Exercise
In full and without deviation, write out the entries that follow.

Records for processing
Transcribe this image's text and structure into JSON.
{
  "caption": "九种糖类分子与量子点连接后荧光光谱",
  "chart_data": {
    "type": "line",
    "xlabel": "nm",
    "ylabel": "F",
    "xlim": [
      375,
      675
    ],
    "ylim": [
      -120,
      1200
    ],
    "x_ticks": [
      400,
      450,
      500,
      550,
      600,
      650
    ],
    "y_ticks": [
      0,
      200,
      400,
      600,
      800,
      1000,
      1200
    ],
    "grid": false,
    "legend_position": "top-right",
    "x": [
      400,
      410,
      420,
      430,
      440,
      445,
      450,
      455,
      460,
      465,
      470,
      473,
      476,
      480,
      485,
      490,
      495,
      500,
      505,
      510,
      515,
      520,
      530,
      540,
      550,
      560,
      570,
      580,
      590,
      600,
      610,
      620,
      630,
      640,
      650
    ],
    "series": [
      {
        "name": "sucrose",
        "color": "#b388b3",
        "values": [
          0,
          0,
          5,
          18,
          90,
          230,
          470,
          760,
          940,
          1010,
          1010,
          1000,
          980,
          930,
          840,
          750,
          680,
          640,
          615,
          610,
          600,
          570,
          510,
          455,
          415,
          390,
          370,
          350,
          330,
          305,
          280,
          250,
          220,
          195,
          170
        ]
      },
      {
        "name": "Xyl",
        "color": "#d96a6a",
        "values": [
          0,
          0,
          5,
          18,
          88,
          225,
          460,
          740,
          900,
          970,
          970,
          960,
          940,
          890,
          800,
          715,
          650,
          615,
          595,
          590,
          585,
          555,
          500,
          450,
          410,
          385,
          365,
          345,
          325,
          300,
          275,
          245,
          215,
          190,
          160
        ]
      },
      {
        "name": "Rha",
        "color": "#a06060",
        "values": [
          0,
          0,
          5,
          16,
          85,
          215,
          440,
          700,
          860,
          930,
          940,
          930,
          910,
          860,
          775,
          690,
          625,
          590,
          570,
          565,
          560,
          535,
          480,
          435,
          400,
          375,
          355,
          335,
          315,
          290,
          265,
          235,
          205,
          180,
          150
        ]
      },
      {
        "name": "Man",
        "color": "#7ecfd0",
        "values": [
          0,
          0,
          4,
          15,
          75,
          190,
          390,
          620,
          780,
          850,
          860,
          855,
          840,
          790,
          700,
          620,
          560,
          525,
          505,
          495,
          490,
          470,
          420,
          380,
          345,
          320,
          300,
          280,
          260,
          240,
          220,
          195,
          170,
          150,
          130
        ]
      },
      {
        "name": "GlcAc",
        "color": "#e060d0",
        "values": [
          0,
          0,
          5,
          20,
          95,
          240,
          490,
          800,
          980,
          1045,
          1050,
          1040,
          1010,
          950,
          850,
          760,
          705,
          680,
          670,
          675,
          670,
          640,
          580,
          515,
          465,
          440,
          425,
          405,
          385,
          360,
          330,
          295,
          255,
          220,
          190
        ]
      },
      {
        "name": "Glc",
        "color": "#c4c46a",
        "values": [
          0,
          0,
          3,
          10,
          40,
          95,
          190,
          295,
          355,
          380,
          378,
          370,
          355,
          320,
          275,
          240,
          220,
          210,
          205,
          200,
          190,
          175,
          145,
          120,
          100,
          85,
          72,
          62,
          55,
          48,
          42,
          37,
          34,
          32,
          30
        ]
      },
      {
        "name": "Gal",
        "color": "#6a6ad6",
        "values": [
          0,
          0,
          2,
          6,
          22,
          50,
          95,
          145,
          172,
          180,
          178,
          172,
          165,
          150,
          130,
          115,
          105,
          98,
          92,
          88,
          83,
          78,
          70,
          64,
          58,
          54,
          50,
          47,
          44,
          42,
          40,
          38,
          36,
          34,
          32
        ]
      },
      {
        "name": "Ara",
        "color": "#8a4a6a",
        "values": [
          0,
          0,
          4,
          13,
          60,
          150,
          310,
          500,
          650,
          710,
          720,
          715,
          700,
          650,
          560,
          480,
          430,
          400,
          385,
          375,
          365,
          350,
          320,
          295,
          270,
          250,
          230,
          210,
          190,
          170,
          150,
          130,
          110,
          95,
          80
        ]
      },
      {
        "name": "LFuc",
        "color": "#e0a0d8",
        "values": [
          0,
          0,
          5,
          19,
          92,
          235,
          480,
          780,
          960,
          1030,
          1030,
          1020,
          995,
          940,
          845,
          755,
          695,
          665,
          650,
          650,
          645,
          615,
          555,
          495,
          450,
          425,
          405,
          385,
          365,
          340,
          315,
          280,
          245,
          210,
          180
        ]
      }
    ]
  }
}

Task response
Transcribe this image's text and structure into JSON.
{
  "caption": "九种糖类分子与量子点连接后荧光光谱",
  "chart_data": {
    "type": "line",
    "xlabel": "nm",
    "ylabel": "F",
    "xlim": [
      375,
      675
    ],
    "ylim": [
      -120,
      1200
    ],
    "x_ticks": [
      400,
      450,
      500,
      550,
      600,
      650
    ],
    "y_ticks": [
      0,
      200,
      400,
      600,
      800,
      1000,
      1200
    ],
    "grid": false,
    "legend_position": "top-right",
    "x": [
      400,
      410,
      420,
      430,
      440,
      445,
      450,
      455,
      460,
      465,
      470,
      473,
      476,
      480,
      485,
      490,
      495,
      500,
      505,
      510,
      515,
      520,
      530,
      540,
      550,
      560,
      570,
      580,
      590,
      600,
      610,
      620,
      630,
      640,
      650
    ],
    "series": [
      {
        "name": "sucrose",
        "color": "#b388b3",
        "values": [
          0,
          0,
          5,
          18,
          90,
          230,
          470,
          760,
          940,
          1010,
          1010,
          1000,
          980,
          930,
          840,
          750,
          680,
          640,
          615,
          610,
          600,
          570,
          510,
          455,
          415,
          390,
          370,
          350,
          330,
          305,
          280,
          250,
          220,
          195,
          170
        ]
      },
      {
        "name": "Xyl",
        "color": "#d96a6a",
        "values": [
          0,
          0,
          5,
          18,
          88,
          225,
          460,
          740,
          900,
          970,
          970,
          960,
          940,
          890,
          800,
          715,
          650,
          615,
          595,
          590,
          585,
          555,
          500,
          450,
          410,
          385,
          365,
          345,
          325,
          300,
          275,
          245,
          215,
          190,
          160
        ]
      },
      {
        "name": "Rha",
        "color": "#a06060",
        "values": [
          0,
          0,
          5,
          16,
          85,
          215,
          440,
          700,
          860,
          930,
          940,
          930,
          910,
          860,
          775,
          690,
          625,
          590,
          570,
          565,
          560,
          535,
          480,
          435,
          400,
          375,
          355,
          335,
          315,
          290,
          265,
          235,
          205,
          180,
          150
        ]
      },
      {
        "name": "Man",
        "color": "#7ecfd0",
        "values": [
          0,
          0,
          4,
          15,
          75,
          190,
          390,
          620,
          780,
          850,
          860,
          855,
          840,
          790,
          700,
          620,
          560,
          525,
          505,
          495,
          490,
          470,
          420,
          380,
          345,
          320,
          300,
          280,
          260,
          240,
          220,
          195,
          170,
          150,
          130
        ]
      },
      {
        "name": "GlcAc",
        "color": "#e060d0",
        "values": [
          0,
          0,
          5,
          20,
          95,
          240,
          490,
          800,
          980,
          1045,
          1050,
          1040,
          1010,
          950,
          850,
          760,
          705,
          680,
          670,
          675,
          670,
          640,
          580,
          515,
          465,
          440,
          425,
          405,
          385,
          360,
          330,
          295,
          255,
          220,
          190
        ]
      },
      {
        "name": "Glc",
        "color": "#c4c46a",
        "values": [
          0,
          0,
          3,
          10,
          40,
          95,
          190,
          295,
          355,
          380,
          378,
          370,
          355,
          320,
          275,
          240,
          220,
          210,
          205,
          200,
          190,
          175,
          145,
          120,
          100,
          85,
          72,
          62,
          55,
          48,
          42,
          37,
          34,
          32,
          30
        ]
      },
      {
        "name": "Gal",
        "color": "#6a6ad6",
        "values": [
          0,
          0,
          2,
          6,
          22,
          50,
          95,
          145,
          172,
          180,
          178,
          172,
          165,
          150,
          130,
          115,
          105,
          98,
          92,
          88,
          83,
          78,
          70,
          64,
          58,
          54,
          50,
          47,
          44,
          42,
          40,
          38,
          36,
          34,
          32
        ]
      },
      {
        "name": "Ara",
        "color": "#8a4a6a",
        "values": [
          0,
          0,
          4,
          13,
          60,
          150,
          310,
          500,
          650,
          710,
          720,
          715,
          700,
          650,
          560,
          480,
          430,
          400,
          385,
          375,
          365,
          350,
          320,
          295,
          270,
          250,
          230,
          210,
          190,
          170,
          150,
          130,
          110,
          95,
          80
        ]
      },
      {
        "name": "LFuc",
        "color": "#e0a0d8",
        "values": [
          0,
          0,
          5,
          19,
          92,
          235,
          480,
          780,
          960,
          1030,
          1030,
          1020,
          995,
          940,
          845,
          755,
          695,
          665,
          650,
          650,
          645,
          615,
          555,
          495,
          450,
          425,
          405,
          385,
          365,
          340,
          315,
          280,
          245,
          210,
          180
        ]
      }
    ]
  }
}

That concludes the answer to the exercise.